### [WORK TO BE COMPLETED]
Copy all the material below, exactly as it stands.

[Collected data]
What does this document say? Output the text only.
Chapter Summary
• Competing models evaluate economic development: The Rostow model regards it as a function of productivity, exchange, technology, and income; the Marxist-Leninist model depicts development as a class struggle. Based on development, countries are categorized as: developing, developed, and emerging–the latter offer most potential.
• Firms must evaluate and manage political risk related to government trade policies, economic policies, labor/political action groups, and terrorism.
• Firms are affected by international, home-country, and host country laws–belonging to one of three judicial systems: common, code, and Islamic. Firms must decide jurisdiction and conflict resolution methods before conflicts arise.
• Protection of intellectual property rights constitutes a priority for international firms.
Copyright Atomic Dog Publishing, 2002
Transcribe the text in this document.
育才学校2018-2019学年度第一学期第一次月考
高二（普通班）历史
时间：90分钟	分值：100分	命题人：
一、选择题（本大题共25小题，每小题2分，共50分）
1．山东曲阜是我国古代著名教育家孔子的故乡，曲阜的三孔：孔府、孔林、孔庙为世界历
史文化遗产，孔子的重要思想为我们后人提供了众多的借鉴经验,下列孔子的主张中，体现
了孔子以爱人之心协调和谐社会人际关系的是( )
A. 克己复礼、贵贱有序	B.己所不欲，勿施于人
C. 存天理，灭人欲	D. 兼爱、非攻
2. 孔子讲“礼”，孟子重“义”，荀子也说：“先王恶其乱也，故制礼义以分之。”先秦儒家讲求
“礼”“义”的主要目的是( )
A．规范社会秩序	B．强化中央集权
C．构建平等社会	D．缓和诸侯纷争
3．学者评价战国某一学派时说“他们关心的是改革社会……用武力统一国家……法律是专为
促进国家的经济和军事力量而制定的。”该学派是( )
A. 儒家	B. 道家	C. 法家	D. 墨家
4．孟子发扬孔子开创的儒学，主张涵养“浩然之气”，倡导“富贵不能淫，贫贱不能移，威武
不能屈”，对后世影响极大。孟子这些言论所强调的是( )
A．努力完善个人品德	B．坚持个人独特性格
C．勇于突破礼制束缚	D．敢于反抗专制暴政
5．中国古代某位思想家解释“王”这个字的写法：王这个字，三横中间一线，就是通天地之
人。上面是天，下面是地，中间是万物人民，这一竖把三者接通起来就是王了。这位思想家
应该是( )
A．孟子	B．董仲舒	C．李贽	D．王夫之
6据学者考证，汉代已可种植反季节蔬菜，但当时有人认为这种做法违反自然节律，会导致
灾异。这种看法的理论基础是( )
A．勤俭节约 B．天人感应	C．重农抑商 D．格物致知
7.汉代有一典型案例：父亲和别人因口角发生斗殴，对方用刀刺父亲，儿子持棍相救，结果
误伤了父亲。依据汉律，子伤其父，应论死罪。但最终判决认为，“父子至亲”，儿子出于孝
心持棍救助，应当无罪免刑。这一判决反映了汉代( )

### [THE RESPONSE]
What does this document say? Output the text only.
Chapter Summary
• Competing models evaluate economic development: The Rostow model regards it as a function of productivity, exchange, technology, and income; the Marxist-Leninist model depicts development as a class struggle. Based on development, countries are categorized as: developing, developed, and emerging–the latter offer most potential.
• Firms must evaluate and manage political risk related to government trade policies, economic policies, labor/political action groups, and terrorism.
• Firms are affected by international, home-country, and host country laws–belonging to one of three judicial systems: common, code, and Islamic. Firms must decide jurisdiction and conflict resolution methods before conflicts arise.
• Protection of intellectual property rights constitutes a priority for international firms.
Copyright Atomic Dog Publishing, 2002
Transcribe the text in this document.
育才学校2018-2019学年度第一学期第一次月考
高二（普通班）历史
时间：90分钟	分值：100分	命题人：
一、选择题（本大题共25小题，每小题2分，共50分）
1．山东曲阜是我国古代著名教育家孔子的故乡，曲阜的三孔：孔府、孔林、孔庙为世界历
史文化遗产，孔子的重要思想为我们后人提供了众多的借鉴经验,下列孔子的主张中，体现
了孔子以爱人之心协调和谐社会人际关系的是( )
A. 克己复礼、贵贱有序	B.己所不欲，勿施于人
C. 存天理，灭人欲	D. 兼爱、非攻
2. 孔子讲“礼”，孟子重“义”，荀子也说：“先王恶其乱也，故制礼义以分之。”先秦儒家讲求
“礼”“义”的主要目的是( )
A．规范社会秩序	B．强化中央集权
C．构建平等社会	D．缓和诸侯纷争
3．学者评价战国某一学派时说“他们关心的是改革社会……用武力统一国家……法律是专为
促进国家的经济和军事力量而制定的。”该学派是( )
A. 儒家	B. 道家	C. 法家	D. 墨家
4．孟子发扬孔子开创的儒学，主张涵养“浩然之气”，倡导“富贵不能淫，贫贱不能移，威武
不能屈”，对后世影响极大。孟子这些言论所强调的是( )
A．努力完善个人品德	B．坚持个人独特性格
C．勇于突破礼制束缚	D．敢于反抗专制暴政
5．中国古代某位思想家解释“王”这个字的写法：王这个字，三横中间一线，就是通天地之
人。上面是天，下面是地，中间是万物人民，这一竖把三者接通起来就是王了。这位思想家
应该是( )
A．孟子	B．董仲舒	C．李贽	D．王夫之
6据学者考证，汉代已可种植反季节蔬菜，但当时有人认为这种做法违反自然节律，会导致
灾异。这种看法的理论基础是( )
A．勤俭节约 B．天人感应	C．重农抑商 D．格物致知
7.汉代有一典型案例：父亲和别人因口角发生斗殴，对方用刀刺父亲，儿子持棍相救，结果
误伤了父亲。依据汉律，子伤其父，应论死罪。但最终判决认为，“父子至亲”，儿子出于孝
心持棍救助，应当无罪免刑。这一判决反映了汉代( )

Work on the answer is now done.